DIRECTIONS FOR THIS TASK
Filter the listing and keep only the lines with the word "ylabel".

[Figure data in JSON]
__________

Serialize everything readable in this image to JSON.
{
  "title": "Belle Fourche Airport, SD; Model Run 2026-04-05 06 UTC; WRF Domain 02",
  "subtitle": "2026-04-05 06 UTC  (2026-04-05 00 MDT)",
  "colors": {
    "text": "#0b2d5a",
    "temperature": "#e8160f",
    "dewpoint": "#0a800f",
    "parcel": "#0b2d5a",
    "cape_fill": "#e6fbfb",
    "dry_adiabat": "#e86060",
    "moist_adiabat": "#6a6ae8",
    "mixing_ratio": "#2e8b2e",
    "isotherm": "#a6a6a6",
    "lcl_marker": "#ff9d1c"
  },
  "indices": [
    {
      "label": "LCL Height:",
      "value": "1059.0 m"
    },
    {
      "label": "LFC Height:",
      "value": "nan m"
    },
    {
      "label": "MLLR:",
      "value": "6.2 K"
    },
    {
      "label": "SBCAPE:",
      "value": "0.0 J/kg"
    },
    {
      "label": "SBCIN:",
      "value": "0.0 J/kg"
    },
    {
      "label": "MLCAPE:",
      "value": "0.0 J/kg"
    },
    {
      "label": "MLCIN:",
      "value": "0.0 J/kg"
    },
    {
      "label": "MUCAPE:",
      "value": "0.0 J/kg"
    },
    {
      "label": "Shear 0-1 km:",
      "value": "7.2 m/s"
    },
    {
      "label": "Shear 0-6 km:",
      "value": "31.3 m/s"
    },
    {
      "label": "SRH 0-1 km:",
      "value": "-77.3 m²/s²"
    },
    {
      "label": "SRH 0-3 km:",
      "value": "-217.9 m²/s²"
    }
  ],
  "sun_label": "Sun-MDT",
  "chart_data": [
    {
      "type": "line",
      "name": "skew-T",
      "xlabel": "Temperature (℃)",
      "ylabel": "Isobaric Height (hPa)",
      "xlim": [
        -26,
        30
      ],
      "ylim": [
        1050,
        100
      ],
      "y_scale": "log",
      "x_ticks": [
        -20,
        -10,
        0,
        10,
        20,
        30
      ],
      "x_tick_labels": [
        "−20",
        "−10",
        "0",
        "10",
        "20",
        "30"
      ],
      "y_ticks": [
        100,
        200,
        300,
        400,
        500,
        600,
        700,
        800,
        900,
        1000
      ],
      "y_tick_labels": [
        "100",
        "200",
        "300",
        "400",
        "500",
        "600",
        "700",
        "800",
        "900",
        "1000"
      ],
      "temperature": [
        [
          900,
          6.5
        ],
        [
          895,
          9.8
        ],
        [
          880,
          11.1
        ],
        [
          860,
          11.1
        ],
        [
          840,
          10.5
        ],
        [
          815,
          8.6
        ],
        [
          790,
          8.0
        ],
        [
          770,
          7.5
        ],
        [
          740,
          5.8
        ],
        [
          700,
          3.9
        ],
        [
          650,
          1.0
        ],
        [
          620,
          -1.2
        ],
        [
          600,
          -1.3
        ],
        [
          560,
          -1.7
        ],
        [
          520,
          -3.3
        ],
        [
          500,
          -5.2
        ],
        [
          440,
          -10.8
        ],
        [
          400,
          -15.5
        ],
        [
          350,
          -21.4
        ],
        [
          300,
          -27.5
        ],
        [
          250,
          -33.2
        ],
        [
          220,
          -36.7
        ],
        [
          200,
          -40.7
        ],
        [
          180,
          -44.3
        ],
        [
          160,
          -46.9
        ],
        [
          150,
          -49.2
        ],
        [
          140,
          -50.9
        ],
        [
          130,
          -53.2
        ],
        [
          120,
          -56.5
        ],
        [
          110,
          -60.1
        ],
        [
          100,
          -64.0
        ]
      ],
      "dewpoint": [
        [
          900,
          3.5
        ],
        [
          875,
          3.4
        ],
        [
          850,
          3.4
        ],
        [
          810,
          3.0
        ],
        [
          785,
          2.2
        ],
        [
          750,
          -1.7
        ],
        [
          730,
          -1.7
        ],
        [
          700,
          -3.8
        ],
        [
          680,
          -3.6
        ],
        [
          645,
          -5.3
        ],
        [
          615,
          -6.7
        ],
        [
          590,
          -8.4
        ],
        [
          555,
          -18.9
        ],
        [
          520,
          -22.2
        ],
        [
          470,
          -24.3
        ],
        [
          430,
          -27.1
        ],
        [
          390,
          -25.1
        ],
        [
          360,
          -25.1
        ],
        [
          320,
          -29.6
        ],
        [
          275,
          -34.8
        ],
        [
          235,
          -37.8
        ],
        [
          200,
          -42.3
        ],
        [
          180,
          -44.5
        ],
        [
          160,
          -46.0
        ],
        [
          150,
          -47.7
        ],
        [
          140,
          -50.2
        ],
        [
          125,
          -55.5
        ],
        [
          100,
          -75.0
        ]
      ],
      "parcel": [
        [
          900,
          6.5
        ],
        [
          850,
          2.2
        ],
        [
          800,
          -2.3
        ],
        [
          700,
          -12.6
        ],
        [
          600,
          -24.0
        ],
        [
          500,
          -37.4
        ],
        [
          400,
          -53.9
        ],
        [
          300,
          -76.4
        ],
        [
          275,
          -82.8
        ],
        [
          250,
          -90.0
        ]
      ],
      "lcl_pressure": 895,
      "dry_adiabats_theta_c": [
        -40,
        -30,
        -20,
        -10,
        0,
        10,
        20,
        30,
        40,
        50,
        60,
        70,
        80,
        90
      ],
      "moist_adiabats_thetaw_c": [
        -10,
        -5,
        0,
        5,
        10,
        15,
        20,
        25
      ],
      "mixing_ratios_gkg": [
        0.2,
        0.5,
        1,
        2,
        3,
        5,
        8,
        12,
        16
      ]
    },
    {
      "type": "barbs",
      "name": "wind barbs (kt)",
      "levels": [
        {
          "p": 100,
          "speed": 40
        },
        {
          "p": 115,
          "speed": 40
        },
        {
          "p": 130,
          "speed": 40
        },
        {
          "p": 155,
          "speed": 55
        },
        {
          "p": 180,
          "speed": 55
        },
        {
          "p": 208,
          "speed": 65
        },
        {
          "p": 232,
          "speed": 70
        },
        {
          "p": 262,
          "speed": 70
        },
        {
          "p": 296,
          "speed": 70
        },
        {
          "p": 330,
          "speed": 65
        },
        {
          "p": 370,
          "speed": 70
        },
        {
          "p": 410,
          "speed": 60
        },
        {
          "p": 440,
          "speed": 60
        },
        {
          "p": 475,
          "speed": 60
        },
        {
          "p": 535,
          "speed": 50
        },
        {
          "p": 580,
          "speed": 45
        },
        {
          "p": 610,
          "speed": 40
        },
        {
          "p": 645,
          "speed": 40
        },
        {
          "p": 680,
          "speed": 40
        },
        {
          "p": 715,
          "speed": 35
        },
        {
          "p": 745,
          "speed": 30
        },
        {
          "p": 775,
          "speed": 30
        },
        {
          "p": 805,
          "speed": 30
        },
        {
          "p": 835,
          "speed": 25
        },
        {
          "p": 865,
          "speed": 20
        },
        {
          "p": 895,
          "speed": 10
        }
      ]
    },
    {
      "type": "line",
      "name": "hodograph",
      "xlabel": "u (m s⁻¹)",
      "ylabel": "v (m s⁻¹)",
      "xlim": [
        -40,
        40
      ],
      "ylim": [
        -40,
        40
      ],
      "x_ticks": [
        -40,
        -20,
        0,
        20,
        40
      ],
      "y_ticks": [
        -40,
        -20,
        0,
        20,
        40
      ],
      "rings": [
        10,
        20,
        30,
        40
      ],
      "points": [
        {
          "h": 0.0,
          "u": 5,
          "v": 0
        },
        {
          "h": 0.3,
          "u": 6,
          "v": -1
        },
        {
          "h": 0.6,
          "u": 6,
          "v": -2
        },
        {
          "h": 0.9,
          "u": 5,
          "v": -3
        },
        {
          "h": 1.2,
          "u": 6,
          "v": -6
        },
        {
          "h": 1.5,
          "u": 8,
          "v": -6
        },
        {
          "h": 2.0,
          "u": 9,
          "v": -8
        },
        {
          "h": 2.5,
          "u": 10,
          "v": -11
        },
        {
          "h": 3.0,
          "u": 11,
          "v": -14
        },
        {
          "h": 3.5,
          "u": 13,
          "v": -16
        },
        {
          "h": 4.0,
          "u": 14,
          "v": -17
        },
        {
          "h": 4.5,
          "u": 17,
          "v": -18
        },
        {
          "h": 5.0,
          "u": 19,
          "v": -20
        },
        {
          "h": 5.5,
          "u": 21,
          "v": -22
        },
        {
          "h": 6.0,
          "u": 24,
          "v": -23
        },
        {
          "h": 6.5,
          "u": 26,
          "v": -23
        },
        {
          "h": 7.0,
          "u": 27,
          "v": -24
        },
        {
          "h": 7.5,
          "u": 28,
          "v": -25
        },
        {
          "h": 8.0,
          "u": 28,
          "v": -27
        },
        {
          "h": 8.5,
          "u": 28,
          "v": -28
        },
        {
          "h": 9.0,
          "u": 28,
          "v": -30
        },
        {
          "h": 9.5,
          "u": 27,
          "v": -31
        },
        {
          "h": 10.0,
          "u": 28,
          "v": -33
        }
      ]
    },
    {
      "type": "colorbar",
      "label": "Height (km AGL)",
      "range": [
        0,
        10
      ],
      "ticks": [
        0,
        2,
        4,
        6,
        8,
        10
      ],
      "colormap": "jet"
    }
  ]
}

__________

RESPONSE
      "ylabel": "Isobaric Height (hPa)",
      "ylabel": "v (m s⁻¹)",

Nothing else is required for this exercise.